Set exercise — All of the data should be repeated exactly; pictures are not part of the copy.

Stored entries

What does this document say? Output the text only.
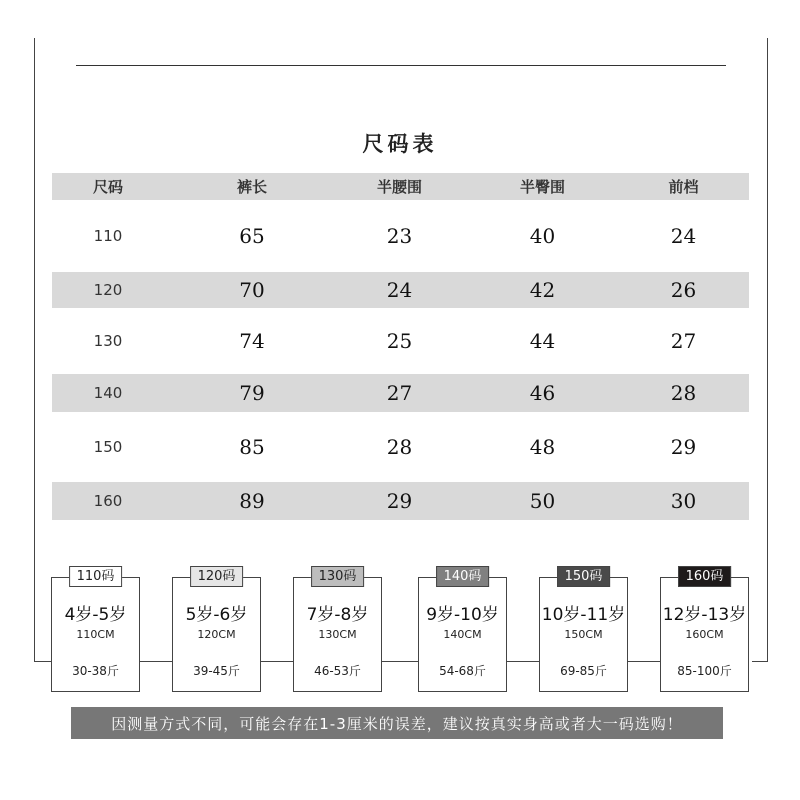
尺码表
尺码	裤长	半腰围	半臀围	前档
110	65	23	40	24
120	70	24	42	26
130	74	25	44	27
140	79	27	46	28
150	85	28	48	29
160	89	29	50	30
110码
4岁-5岁
110CM
30-38斤
120码
5岁-6岁
120CM
39-45斤
130码
7岁-8岁
130CM
46-53斤
140码
9岁-10岁
140CM
54-68斤
150码
10岁-11岁
150CM
69-85斤
160码
12岁-13岁
160CM
85-100斤
因测量方式不同，可能会存在1-3厘米的误差，建议按真实身高或者大一码选购！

Written response —
What does this document say? Output the text only.
尺码表
尺码	裤长	半腰围	半臀围	前档
110	65	23	40	24
120	70	24	42	26
130	74	25	44	27
140	79	27	46	28
150	85	28	48	29
160	89	29	50	30
110码
4岁-5岁
110CM
30-38斤
120码
5岁-6岁
120CM
39-45斤
130码
7岁-8岁
130CM
46-53斤
140码
9岁-10岁
140CM
54-68斤
150码
10岁-11岁
150CM
69-85斤
160码
12岁-13岁
160CM
85-100斤
因测量方式不同，可能会存在1-3厘米的误差，建议按真实身高或者大一码选购！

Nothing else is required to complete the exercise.